§ **Extracted material**:

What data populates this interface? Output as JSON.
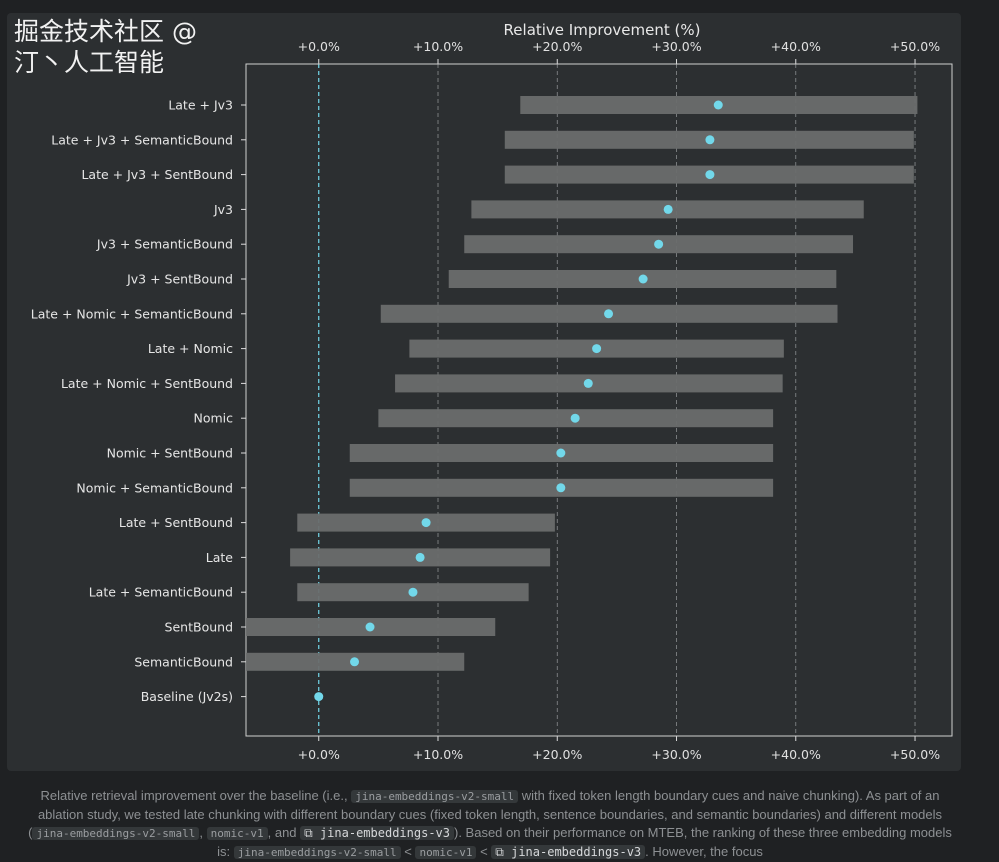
{
  "chart_data": {
    "type": "bar",
    "subtype": "range-with-point (horizontal)",
    "title": "",
    "xlabel": "Relative Improvement (%)",
    "ylabel": "",
    "xlim": [
      -6.1,
      53.1
    ],
    "xticks": [
      0,
      10,
      20,
      30,
      40,
      50
    ],
    "xtick_labels": [
      "+0.0%",
      "+10.0%",
      "+20.0%",
      "+30.0%",
      "+40.0%",
      "+50.0%"
    ],
    "grid": "vertical dashed",
    "baseline_line": 0,
    "colors": {
      "bar": "#6a6d6d",
      "point": "#72d8ea",
      "baseline": "#72d8ea"
    },
    "categories": [
      "Late + Jv3",
      "Late + Jv3 + SemanticBound",
      "Late + Jv3 + SentBound",
      "Jv3",
      "Jv3 + SemanticBound",
      "Jv3 + SentBound",
      "Late + Nomic + SemanticBound",
      "Late + Nomic",
      "Late + Nomic + SentBound",
      "Nomic",
      "Nomic + SentBound",
      "Nomic + SemanticBound",
      "Late + SentBound",
      "Late",
      "Late + SemanticBound",
      "SentBound",
      "SemanticBound",
      "Baseline (Jv2s)"
    ],
    "range_low": [
      16.9,
      15.6,
      15.6,
      12.8,
      12.2,
      10.9,
      5.2,
      7.6,
      6.4,
      5.0,
      2.6,
      2.6,
      -1.8,
      -2.4,
      -1.8,
      -6.1,
      -6.1,
      null
    ],
    "range_high": [
      50.2,
      49.9,
      49.9,
      45.7,
      44.8,
      43.4,
      43.5,
      39.0,
      38.9,
      38.1,
      38.1,
      38.1,
      19.8,
      19.4,
      17.6,
      14.8,
      12.2,
      null
    ],
    "values": [
      33.5,
      32.8,
      32.8,
      29.3,
      28.5,
      27.2,
      24.3,
      23.3,
      22.6,
      21.5,
      20.3,
      20.3,
      9.0,
      8.5,
      7.9,
      4.3,
      3.0,
      0.0
    ]
  },
  "caption": {
    "t1": "Relative retrieval improvement over the baseline (i.e., ",
    "c1": "jina-embeddings-v2-small",
    "t2": " with fixed token length boundary cues and naive chunking). As part of an ablation study, we tested late chunking with different boundary cues (fixed token length, sentence boundaries, and semantic boundaries) and different models (",
    "c2": "jina-embeddings-v2-small",
    "t3": ", ",
    "c3": "nomic-v1",
    "t4": ", and ",
    "c4": "jina-embeddings-v3",
    "t5": "). Based on their performance on MTEB, the ranking of these three embedding models is: ",
    "c5": "jina-embeddings-v2-small",
    "t6": " < ",
    "c6": "nomic-v1",
    "t7": " < ",
    "c7": "jina-embeddings-v3",
    "t8": ". However, the focus",
    "link_icon": "external-link-icon"
  },
  "watermark": "掘金技术社区 @ 汀丶人工智能"
}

§ **Set task**: The entries above should be reproduced exactly, without their pictures.

§ **Task result**:
What data populates this interface? Output as JSON.
{
  "chart_data": {
    "type": "bar",
    "subtype": "range-with-point (horizontal)",
    "title": "",
    "xlabel": "Relative Improvement (%)",
    "ylabel": "",
    "xlim": [
      -6.1,
      53.1
    ],
    "xticks": [
      0,
      10,
      20,
      30,
      40,
      50
    ],
    "xtick_labels": [
      "+0.0%",
      "+10.0%",
      "+20.0%",
      "+30.0%",
      "+40.0%",
      "+50.0%"
    ],
    "grid": "vertical dashed",
    "baseline_line": 0,
    "colors": {
      "bar": "#6a6d6d",
      "point": "#72d8ea",
      "baseline": "#72d8ea"
    },
    "categories": [
      "Late + Jv3",
      "Late + Jv3 + SemanticBound",
      "Late + Jv3 + SentBound",
      "Jv3",
      "Jv3 + SemanticBound",
      "Jv3 + SentBound",
      "Late + Nomic + SemanticBound",
      "Late + Nomic",
      "Late + Nomic + SentBound",
      "Nomic",
      "Nomic + SentBound",
      "Nomic + SemanticBound",
      "Late + SentBound",
      "Late",
      "Late + SemanticBound",
      "SentBound",
      "SemanticBound",
      "Baseline (Jv2s)"
    ],
    "range_low": [
      16.9,
      15.6,
      15.6,
      12.8,
      12.2,
      10.9,
      5.2,
      7.6,
      6.4,
      5.0,
      2.6,
      2.6,
      -1.8,
      -2.4,
      -1.8,
      -6.1,
      -6.1,
      null
    ],
    "range_high": [
      50.2,
      49.9,
      49.9,
      45.7,
      44.8,
      43.4,
      43.5,
      39.0,
      38.9,
      38.1,
      38.1,
      38.1,
      19.8,
      19.4,
      17.6,
      14.8,
      12.2,
      null
    ],
    "values": [
      33.5,
      32.8,
      32.8,
      29.3,
      28.5,
      27.2,
      24.3,
      23.3,
      22.6,
      21.5,
      20.3,
      20.3,
      9.0,
      8.5,
      7.9,
      4.3,
      3.0,
      0.0
    ]
  },
  "caption": {
    "t1": "Relative retrieval improvement over the baseline (i.e., ",
    "c1": "jina-embeddings-v2-small",
    "t2": " with fixed token length boundary cues and naive chunking). As part of an ablation study, we tested late chunking with different boundary cues (fixed token length, sentence boundaries, and semantic boundaries) and different models (",
    "c2": "jina-embeddings-v2-small",
    "t3": ", ",
    "c3": "nomic-v1",
    "t4": ", and ",
    "c4": "jina-embeddings-v3",
    "t5": "). Based on their performance on MTEB, the ranking of these three embedding models is: ",
    "c5": "jina-embeddings-v2-small",
    "t6": " < ",
    "c6": "nomic-v1",
    "t7": " < ",
    "c7": "jina-embeddings-v3",
    "t8": ". However, the focus",
    "link_icon": "external-link-icon"
  },
  "watermark": "掘金技术社区 @ 汀丶人工智能"
}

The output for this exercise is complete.